**DATA PROVIDED:**
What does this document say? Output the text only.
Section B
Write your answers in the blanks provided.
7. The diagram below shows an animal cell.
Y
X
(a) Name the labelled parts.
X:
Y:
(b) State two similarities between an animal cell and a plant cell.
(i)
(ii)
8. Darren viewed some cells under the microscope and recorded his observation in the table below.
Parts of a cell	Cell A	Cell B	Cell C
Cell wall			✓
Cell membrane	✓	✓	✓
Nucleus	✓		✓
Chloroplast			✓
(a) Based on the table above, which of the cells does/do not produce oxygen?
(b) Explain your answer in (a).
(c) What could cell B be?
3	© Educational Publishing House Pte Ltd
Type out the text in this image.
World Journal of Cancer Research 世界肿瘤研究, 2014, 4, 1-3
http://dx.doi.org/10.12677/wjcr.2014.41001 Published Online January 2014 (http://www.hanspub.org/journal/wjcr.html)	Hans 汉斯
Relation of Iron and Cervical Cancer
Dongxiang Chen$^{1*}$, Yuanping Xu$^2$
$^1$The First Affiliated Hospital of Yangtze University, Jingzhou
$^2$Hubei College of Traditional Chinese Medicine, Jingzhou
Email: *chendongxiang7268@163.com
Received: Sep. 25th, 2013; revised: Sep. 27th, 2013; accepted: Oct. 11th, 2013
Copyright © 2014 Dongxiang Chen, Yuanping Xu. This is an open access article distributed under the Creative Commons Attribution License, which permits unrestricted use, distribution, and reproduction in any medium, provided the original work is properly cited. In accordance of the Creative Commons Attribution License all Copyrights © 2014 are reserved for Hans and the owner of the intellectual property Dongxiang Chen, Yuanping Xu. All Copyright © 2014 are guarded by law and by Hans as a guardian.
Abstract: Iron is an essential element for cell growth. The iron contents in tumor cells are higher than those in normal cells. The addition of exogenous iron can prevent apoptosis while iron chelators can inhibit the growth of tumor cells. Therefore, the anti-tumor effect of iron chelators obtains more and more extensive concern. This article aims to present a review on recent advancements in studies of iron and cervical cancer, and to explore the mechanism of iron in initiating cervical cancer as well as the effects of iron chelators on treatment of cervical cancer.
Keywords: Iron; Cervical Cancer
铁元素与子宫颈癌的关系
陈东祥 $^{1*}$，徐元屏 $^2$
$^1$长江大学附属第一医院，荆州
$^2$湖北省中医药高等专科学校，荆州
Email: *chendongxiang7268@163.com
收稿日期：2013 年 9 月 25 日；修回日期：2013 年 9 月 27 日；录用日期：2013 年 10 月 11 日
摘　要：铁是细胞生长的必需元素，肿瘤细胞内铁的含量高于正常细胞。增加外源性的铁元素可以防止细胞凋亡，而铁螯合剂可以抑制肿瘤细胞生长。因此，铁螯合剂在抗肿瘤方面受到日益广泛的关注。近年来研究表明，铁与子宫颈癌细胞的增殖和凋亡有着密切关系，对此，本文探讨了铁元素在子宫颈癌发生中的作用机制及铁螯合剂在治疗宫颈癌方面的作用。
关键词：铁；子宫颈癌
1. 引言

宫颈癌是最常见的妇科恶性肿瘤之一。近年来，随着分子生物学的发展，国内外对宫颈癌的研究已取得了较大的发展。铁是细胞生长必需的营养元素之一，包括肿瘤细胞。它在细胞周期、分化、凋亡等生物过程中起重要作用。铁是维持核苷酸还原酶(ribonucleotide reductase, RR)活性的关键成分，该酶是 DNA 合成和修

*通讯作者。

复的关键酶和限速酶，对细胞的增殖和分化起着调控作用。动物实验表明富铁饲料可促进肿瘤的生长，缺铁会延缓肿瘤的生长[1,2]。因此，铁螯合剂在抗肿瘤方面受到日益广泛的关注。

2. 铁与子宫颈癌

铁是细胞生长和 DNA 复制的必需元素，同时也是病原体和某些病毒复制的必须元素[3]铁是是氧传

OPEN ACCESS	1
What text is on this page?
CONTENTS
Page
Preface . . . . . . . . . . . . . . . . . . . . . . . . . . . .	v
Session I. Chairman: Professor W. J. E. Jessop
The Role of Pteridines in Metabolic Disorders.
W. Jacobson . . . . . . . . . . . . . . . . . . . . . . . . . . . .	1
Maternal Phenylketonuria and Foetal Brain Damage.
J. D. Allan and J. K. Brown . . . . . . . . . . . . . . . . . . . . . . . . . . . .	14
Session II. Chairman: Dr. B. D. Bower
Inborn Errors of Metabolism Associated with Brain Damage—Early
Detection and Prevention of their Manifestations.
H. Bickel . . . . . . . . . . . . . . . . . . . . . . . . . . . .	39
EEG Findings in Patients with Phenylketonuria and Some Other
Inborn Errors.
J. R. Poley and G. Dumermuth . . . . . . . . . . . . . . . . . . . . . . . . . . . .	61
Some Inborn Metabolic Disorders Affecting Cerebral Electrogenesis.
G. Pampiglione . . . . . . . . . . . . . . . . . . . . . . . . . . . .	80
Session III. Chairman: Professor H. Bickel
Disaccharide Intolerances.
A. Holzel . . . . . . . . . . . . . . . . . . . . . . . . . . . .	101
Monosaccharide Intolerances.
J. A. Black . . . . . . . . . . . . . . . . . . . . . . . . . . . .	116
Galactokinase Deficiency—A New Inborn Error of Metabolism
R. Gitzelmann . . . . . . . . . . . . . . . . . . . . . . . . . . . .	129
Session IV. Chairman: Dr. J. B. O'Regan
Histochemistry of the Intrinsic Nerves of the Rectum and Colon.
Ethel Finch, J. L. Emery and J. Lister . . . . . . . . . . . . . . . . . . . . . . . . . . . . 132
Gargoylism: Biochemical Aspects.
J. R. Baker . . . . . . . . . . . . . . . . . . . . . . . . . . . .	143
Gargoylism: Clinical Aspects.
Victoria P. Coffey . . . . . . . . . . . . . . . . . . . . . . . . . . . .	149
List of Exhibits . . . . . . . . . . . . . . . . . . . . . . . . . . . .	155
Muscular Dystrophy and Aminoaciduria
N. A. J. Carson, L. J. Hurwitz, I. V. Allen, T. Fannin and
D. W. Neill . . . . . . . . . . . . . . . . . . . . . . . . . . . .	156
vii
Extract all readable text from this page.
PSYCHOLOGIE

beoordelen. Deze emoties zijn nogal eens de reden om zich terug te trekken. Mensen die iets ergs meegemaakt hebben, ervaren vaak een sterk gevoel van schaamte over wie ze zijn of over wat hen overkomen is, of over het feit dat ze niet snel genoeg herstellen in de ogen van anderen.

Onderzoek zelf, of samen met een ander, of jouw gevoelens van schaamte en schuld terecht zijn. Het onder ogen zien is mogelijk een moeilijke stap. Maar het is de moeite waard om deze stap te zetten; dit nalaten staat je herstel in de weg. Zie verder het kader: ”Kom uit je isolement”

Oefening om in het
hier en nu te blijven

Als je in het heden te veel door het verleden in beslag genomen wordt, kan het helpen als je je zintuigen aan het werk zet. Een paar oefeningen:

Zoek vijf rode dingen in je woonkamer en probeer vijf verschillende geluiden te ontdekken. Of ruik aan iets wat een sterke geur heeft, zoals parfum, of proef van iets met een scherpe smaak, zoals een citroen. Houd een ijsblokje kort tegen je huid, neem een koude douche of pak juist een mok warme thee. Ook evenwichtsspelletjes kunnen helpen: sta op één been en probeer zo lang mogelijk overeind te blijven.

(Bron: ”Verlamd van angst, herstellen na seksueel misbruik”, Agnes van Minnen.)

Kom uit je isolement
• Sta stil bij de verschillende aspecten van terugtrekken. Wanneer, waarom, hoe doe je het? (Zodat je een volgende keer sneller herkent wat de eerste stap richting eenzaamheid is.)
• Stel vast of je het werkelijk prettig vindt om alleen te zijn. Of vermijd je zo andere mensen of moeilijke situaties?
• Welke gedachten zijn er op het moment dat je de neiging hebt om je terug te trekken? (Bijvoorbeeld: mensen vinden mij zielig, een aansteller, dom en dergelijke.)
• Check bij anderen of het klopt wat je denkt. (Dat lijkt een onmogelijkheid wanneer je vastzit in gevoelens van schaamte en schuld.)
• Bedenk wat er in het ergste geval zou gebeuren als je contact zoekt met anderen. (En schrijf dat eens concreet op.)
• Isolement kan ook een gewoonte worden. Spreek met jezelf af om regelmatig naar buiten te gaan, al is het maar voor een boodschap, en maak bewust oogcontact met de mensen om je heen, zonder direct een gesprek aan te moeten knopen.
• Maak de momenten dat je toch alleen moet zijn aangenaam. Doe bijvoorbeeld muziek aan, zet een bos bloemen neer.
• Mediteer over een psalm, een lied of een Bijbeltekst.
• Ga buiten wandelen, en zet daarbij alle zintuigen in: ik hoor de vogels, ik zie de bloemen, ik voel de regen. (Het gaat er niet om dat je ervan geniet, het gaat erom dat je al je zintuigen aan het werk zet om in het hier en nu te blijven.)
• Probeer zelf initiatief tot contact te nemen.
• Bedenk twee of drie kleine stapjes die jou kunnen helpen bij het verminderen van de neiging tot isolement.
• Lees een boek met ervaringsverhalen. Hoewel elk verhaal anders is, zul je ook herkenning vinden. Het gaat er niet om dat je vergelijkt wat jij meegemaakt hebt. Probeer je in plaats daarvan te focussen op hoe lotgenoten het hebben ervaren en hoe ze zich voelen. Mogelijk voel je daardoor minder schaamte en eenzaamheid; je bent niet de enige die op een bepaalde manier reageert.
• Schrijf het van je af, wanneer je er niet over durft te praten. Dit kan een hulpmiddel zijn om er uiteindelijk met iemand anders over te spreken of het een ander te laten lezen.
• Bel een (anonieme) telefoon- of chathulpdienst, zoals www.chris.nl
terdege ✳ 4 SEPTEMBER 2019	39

**EXERCISE DIRECTIONS:**
Those lines above that contain the string "Intolerances" should be returned.

**EXERCISE ANSWER:**
Disaccharide Intolerances.
Monosaccharide Intolerances.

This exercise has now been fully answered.